## Prompt:
Check every line of the entries below for the word "title", and copy the ones that have it.

============

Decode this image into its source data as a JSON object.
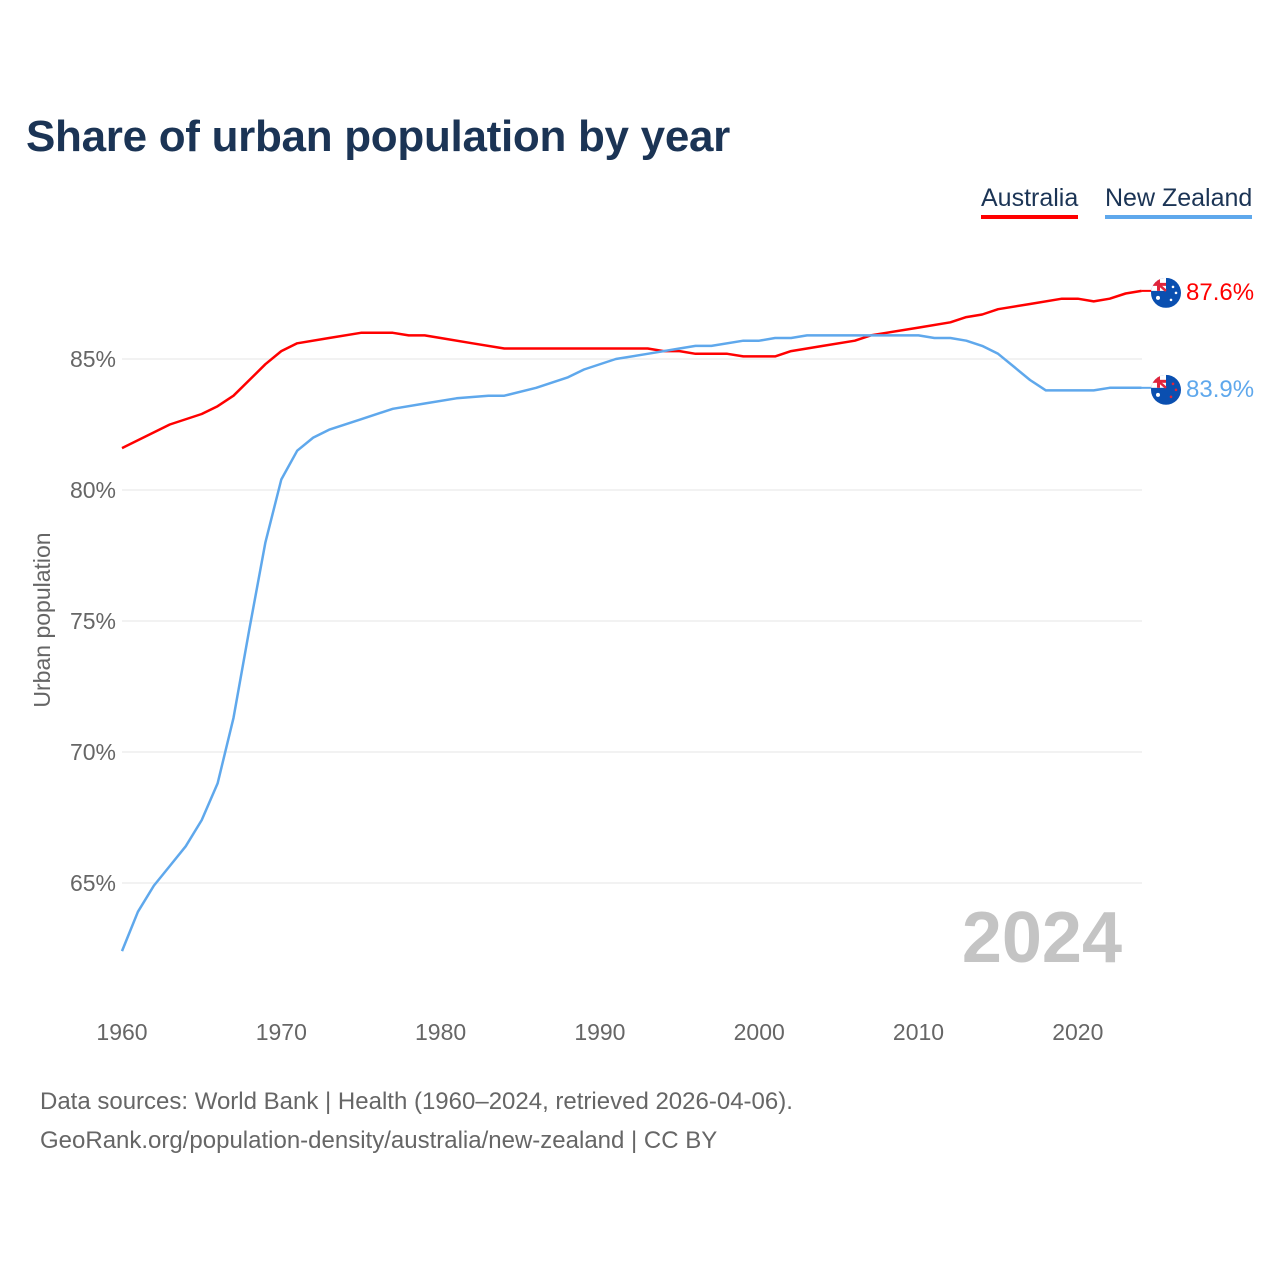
{
  "title": "Share of urban population by year",
  "legend": [
    {
      "label": "Australia",
      "color": "#ff0000"
    },
    {
      "label": "New Zealand",
      "color": "#5fa8ec"
    }
  ],
  "year_watermark": "2024",
  "footer": {
    "line1": "Data sources: World Bank | Health (1960–2024, retrieved 2026-04-06).",
    "line2": "GeoRank.org/population-density/australia/new-zealand | CC BY"
  },
  "chart_data": {
    "type": "line",
    "title": "Share of urban population by year",
    "xlabel": "",
    "ylabel": "Urban population",
    "xlim": [
      1960,
      2024
    ],
    "ylim": [
      62,
      88
    ],
    "x_ticks": [
      1960,
      1970,
      1980,
      1990,
      2000,
      2010,
      2020
    ],
    "y_ticks": [
      65,
      70,
      75,
      80,
      85
    ],
    "y_tick_labels": [
      "65%",
      "70%",
      "75%",
      "80%",
      "85%"
    ],
    "grid": true,
    "legend_position": "top-right",
    "series": [
      {
        "name": "Australia",
        "color": "#ff0000",
        "end_label": "87.6%",
        "flag": "australia-flag",
        "points": [
          [
            1960,
            81.6
          ],
          [
            1963,
            82.5
          ],
          [
            1965,
            82.9
          ],
          [
            1966,
            83.2
          ],
          [
            1967,
            83.6
          ],
          [
            1968,
            84.2
          ],
          [
            1969,
            84.8
          ],
          [
            1970,
            85.3
          ],
          [
            1971,
            85.6
          ],
          [
            1973,
            85.8
          ],
          [
            1975,
            86.0
          ],
          [
            1977,
            86.0
          ],
          [
            1978,
            85.9
          ],
          [
            1979,
            85.9
          ],
          [
            1980,
            85.8
          ],
          [
            1982,
            85.6
          ],
          [
            1984,
            85.4
          ],
          [
            1993,
            85.4
          ],
          [
            1994,
            85.3
          ],
          [
            1995,
            85.3
          ],
          [
            1996,
            85.2
          ],
          [
            1998,
            85.2
          ],
          [
            1999,
            85.1
          ],
          [
            2001,
            85.1
          ],
          [
            2002,
            85.3
          ],
          [
            2004,
            85.5
          ],
          [
            2006,
            85.7
          ],
          [
            2007,
            85.9
          ],
          [
            2010,
            86.2
          ],
          [
            2012,
            86.4
          ],
          [
            2013,
            86.6
          ],
          [
            2014,
            86.7
          ],
          [
            2015,
            86.9
          ],
          [
            2017,
            87.1
          ],
          [
            2019,
            87.3
          ],
          [
            2020,
            87.3
          ],
          [
            2021,
            87.2
          ],
          [
            2022,
            87.3
          ],
          [
            2023,
            87.5
          ],
          [
            2024,
            87.6
          ]
        ]
      },
      {
        "name": "New Zealand",
        "color": "#5fa8ec",
        "end_label": "83.9%",
        "flag": "new-zealand-flag",
        "points": [
          [
            1960,
            62.4
          ],
          [
            1961,
            63.9
          ],
          [
            1962,
            64.9
          ],
          [
            1963,
            65.65
          ],
          [
            1964,
            66.4
          ],
          [
            1965,
            67.4
          ],
          [
            1966,
            68.8
          ],
          [
            1967,
            71.3
          ],
          [
            1968,
            74.7
          ],
          [
            1969,
            78.0
          ],
          [
            1970,
            80.4
          ],
          [
            1971,
            81.5
          ],
          [
            1972,
            82.0
          ],
          [
            1973,
            82.3
          ],
          [
            1975,
            82.7
          ],
          [
            1977,
            83.1
          ],
          [
            1979,
            83.3
          ],
          [
            1981,
            83.5
          ],
          [
            1983,
            83.6
          ],
          [
            1984,
            83.6
          ],
          [
            1986,
            83.9
          ],
          [
            1988,
            84.3
          ],
          [
            1989,
            84.6
          ],
          [
            1991,
            85.0
          ],
          [
            1993,
            85.2
          ],
          [
            1995,
            85.4
          ],
          [
            1996,
            85.5
          ],
          [
            1997,
            85.5
          ],
          [
            1999,
            85.7
          ],
          [
            2000,
            85.7
          ],
          [
            2001,
            85.8
          ],
          [
            2002,
            85.8
          ],
          [
            2003,
            85.9
          ],
          [
            2010,
            85.9
          ],
          [
            2011,
            85.8
          ],
          [
            2012,
            85.8
          ],
          [
            2013,
            85.7
          ],
          [
            2014,
            85.5
          ],
          [
            2015,
            85.2
          ],
          [
            2016,
            84.7
          ],
          [
            2017,
            84.2
          ],
          [
            2018,
            83.8
          ],
          [
            2021,
            83.8
          ],
          [
            2022,
            83.9
          ],
          [
            2024,
            83.9
          ]
        ]
      }
    ]
  }
}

============

## Final result:
  "title": "Share of urban population by year",
    "title": "Share of urban population by year",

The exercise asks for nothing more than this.